Request => The entire listing is to be repeated verbatim.

Data for this task =>
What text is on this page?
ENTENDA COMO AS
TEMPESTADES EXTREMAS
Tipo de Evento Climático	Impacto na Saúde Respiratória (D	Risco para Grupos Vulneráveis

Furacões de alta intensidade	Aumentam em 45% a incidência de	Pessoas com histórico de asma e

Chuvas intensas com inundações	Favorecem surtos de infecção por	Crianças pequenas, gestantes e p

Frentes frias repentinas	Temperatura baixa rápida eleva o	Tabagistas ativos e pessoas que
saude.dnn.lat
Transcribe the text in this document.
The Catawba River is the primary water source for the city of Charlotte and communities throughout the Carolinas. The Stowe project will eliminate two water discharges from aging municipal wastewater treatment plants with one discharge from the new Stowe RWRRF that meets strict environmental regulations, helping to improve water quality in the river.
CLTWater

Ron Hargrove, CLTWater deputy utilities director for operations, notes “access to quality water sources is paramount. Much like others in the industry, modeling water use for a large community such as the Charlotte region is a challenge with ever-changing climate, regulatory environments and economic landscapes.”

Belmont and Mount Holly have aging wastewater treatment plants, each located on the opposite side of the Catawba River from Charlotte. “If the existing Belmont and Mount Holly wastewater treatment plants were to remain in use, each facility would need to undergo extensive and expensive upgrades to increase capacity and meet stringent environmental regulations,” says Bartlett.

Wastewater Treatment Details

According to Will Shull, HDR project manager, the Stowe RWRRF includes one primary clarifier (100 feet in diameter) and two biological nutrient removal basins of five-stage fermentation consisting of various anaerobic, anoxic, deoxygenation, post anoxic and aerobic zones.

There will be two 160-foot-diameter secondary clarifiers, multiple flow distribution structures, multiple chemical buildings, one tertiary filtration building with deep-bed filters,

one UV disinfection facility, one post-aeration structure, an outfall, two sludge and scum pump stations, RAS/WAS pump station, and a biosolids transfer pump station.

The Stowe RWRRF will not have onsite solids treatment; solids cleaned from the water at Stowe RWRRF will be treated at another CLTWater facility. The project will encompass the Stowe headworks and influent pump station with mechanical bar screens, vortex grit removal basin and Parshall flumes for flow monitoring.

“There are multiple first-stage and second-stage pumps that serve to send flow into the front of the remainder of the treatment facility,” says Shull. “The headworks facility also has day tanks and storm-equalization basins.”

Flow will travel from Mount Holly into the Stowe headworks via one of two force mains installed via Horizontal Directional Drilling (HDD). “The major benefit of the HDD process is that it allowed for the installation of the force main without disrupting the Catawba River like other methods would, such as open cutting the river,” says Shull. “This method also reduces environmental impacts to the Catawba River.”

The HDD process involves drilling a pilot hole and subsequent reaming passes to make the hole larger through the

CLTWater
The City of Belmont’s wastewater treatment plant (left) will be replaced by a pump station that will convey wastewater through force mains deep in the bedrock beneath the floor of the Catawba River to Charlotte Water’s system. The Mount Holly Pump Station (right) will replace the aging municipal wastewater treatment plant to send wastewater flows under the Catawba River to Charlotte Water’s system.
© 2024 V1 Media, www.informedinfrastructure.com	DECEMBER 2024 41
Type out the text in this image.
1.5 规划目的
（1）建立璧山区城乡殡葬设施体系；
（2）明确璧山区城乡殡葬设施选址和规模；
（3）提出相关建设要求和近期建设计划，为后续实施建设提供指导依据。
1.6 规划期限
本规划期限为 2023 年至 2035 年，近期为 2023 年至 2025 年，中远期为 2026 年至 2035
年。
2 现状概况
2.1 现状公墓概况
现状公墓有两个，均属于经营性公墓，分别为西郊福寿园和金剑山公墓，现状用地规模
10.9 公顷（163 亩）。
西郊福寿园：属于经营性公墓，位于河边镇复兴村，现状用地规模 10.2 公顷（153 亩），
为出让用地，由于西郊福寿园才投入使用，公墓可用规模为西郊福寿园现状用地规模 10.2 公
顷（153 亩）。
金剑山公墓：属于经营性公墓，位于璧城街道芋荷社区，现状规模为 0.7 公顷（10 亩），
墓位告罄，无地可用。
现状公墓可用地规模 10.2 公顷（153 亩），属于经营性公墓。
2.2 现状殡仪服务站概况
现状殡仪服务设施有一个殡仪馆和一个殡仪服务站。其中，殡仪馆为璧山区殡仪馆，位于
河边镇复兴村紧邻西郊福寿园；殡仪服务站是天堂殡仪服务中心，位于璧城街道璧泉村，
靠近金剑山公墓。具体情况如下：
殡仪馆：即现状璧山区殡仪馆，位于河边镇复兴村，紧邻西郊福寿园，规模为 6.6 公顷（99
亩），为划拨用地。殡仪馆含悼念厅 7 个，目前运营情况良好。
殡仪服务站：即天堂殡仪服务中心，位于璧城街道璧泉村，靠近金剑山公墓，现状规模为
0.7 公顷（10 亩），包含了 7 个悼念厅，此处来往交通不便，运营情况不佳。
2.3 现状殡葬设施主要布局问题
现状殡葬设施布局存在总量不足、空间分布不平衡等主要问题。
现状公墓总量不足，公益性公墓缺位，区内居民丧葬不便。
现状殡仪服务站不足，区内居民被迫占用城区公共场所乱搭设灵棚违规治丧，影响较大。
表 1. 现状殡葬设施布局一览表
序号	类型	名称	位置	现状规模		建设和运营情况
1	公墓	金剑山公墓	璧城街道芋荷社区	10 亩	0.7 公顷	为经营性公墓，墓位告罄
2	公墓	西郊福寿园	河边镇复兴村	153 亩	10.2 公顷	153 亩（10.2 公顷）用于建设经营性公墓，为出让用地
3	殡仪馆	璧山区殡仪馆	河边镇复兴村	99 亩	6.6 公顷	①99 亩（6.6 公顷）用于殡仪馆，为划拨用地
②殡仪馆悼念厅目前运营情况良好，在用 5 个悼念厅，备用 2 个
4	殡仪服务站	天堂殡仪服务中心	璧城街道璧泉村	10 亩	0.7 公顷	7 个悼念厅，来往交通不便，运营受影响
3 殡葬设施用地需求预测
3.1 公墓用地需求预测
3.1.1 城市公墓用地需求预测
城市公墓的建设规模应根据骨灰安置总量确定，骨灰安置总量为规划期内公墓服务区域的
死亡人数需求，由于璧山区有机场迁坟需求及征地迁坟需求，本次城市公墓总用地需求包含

Full output =>
What text is on this page?
ENTENDA COMO AS
TEMPESTADES EXTREMAS
Tipo de Evento Climático	Impacto na Saúde Respiratória (D	Risco para Grupos Vulneráveis

Furacões de alta intensidade	Aumentam em 45% a incidência de	Pessoas com histórico de asma e

Chuvas intensas com inundações	Favorecem surtos de infecção por	Crianças pequenas, gestantes e p

Frentes frias repentinas	Temperatura baixa rápida eleva o	Tabagistas ativos e pessoas que
saude.dnn.lat
Transcribe the text in this document.
The Catawba River is the primary water source for the city of Charlotte and communities throughout the Carolinas. The Stowe project will eliminate two water discharges from aging municipal wastewater treatment plants with one discharge from the new Stowe RWRRF that meets strict environmental regulations, helping to improve water quality in the river.
CLTWater

Ron Hargrove, CLTWater deputy utilities director for operations, notes “access to quality water sources is paramount. Much like others in the industry, modeling water use for a large community such as the Charlotte region is a challenge with ever-changing climate, regulatory environments and economic landscapes.”

Belmont and Mount Holly have aging wastewater treatment plants, each located on the opposite side of the Catawba River from Charlotte. “If the existing Belmont and Mount Holly wastewater treatment plants were to remain in use, each facility would need to undergo extensive and expensive upgrades to increase capacity and meet stringent environmental regulations,” says Bartlett.

Wastewater Treatment Details

According to Will Shull, HDR project manager, the Stowe RWRRF includes one primary clarifier (100 feet in diameter) and two biological nutrient removal basins of five-stage fermentation consisting of various anaerobic, anoxic, deoxygenation, post anoxic and aerobic zones.

There will be two 160-foot-diameter secondary clarifiers, multiple flow distribution structures, multiple chemical buildings, one tertiary filtration building with deep-bed filters,

one UV disinfection facility, one post-aeration structure, an outfall, two sludge and scum pump stations, RAS/WAS pump station, and a biosolids transfer pump station.

The Stowe RWRRF will not have onsite solids treatment; solids cleaned from the water at Stowe RWRRF will be treated at another CLTWater facility. The project will encompass the Stowe headworks and influent pump station with mechanical bar screens, vortex grit removal basin and Parshall flumes for flow monitoring.

“There are multiple first-stage and second-stage pumps that serve to send flow into the front of the remainder of the treatment facility,” says Shull. “The headworks facility also has day tanks and storm-equalization basins.”

Flow will travel from Mount Holly into the Stowe headworks via one of two force mains installed via Horizontal Directional Drilling (HDD). “The major benefit of the HDD process is that it allowed for the installation of the force main without disrupting the Catawba River like other methods would, such as open cutting the river,” says Shull. “This method also reduces environmental impacts to the Catawba River.”

The HDD process involves drilling a pilot hole and subsequent reaming passes to make the hole larger through the

CLTWater
The City of Belmont’s wastewater treatment plant (left) will be replaced by a pump station that will convey wastewater through force mains deep in the bedrock beneath the floor of the Catawba River to Charlotte Water’s system. The Mount Holly Pump Station (right) will replace the aging municipal wastewater treatment plant to send wastewater flows under the Catawba River to Charlotte Water’s system.
© 2024 V1 Media, www.informedinfrastructure.com	DECEMBER 2024 41
Type out the text in this image.
1.5 规划目的
（1）建立璧山区城乡殡葬设施体系；
（2）明确璧山区城乡殡葬设施选址和规模；
（3）提出相关建设要求和近期建设计划，为后续实施建设提供指导依据。
1.6 规划期限
本规划期限为 2023 年至 2035 年，近期为 2023 年至 2025 年，中远期为 2026 年至 2035
年。
2 现状概况
2.1 现状公墓概况
现状公墓有两个，均属于经营性公墓，分别为西郊福寿园和金剑山公墓，现状用地规模
10.9 公顷（163 亩）。
西郊福寿园：属于经营性公墓，位于河边镇复兴村，现状用地规模 10.2 公顷（153 亩），
为出让用地，由于西郊福寿园才投入使用，公墓可用规模为西郊福寿园现状用地规模 10.2 公
顷（153 亩）。
金剑山公墓：属于经营性公墓，位于璧城街道芋荷社区，现状规模为 0.7 公顷（10 亩），
墓位告罄，无地可用。
现状公墓可用地规模 10.2 公顷（153 亩），属于经营性公墓。
2.2 现状殡仪服务站概况
现状殡仪服务设施有一个殡仪馆和一个殡仪服务站。其中，殡仪馆为璧山区殡仪馆，位于
河边镇复兴村紧邻西郊福寿园；殡仪服务站是天堂殡仪服务中心，位于璧城街道璧泉村，
靠近金剑山公墓。具体情况如下：
殡仪馆：即现状璧山区殡仪馆，位于河边镇复兴村，紧邻西郊福寿园，规模为 6.6 公顷（99
亩），为划拨用地。殡仪馆含悼念厅 7 个，目前运营情况良好。
殡仪服务站：即天堂殡仪服务中心，位于璧城街道璧泉村，靠近金剑山公墓，现状规模为
0.7 公顷（10 亩），包含了 7 个悼念厅，此处来往交通不便，运营情况不佳。
2.3 现状殡葬设施主要布局问题
现状殡葬设施布局存在总量不足、空间分布不平衡等主要问题。
现状公墓总量不足，公益性公墓缺位，区内居民丧葬不便。
现状殡仪服务站不足，区内居民被迫占用城区公共场所乱搭设灵棚违规治丧，影响较大。
表 1. 现状殡葬设施布局一览表
序号	类型	名称	位置	现状规模		建设和运营情况
1	公墓	金剑山公墓	璧城街道芋荷社区	10 亩	0.7 公顷	为经营性公墓，墓位告罄
2	公墓	西郊福寿园	河边镇复兴村	153 亩	10.2 公顷	153 亩（10.2 公顷）用于建设经营性公墓，为出让用地
3	殡仪馆	璧山区殡仪馆	河边镇复兴村	99 亩	6.6 公顷	①99 亩（6.6 公顷）用于殡仪馆，为划拨用地
②殡仪馆悼念厅目前运营情况良好，在用 5 个悼念厅，备用 2 个
4	殡仪服务站	天堂殡仪服务中心	璧城街道璧泉村	10 亩	0.7 公顷	7 个悼念厅，来往交通不便，运营受影响
3 殡葬设施用地需求预测
3.1 公墓用地需求预测
3.1.1 城市公墓用地需求预测
城市公墓的建设规模应根据骨灰安置总量确定，骨灰安置总量为规划期内公墓服务区域的
死亡人数需求，由于璧山区有机场迁坟需求及征地迁坟需求，本次城市公墓总用地需求包含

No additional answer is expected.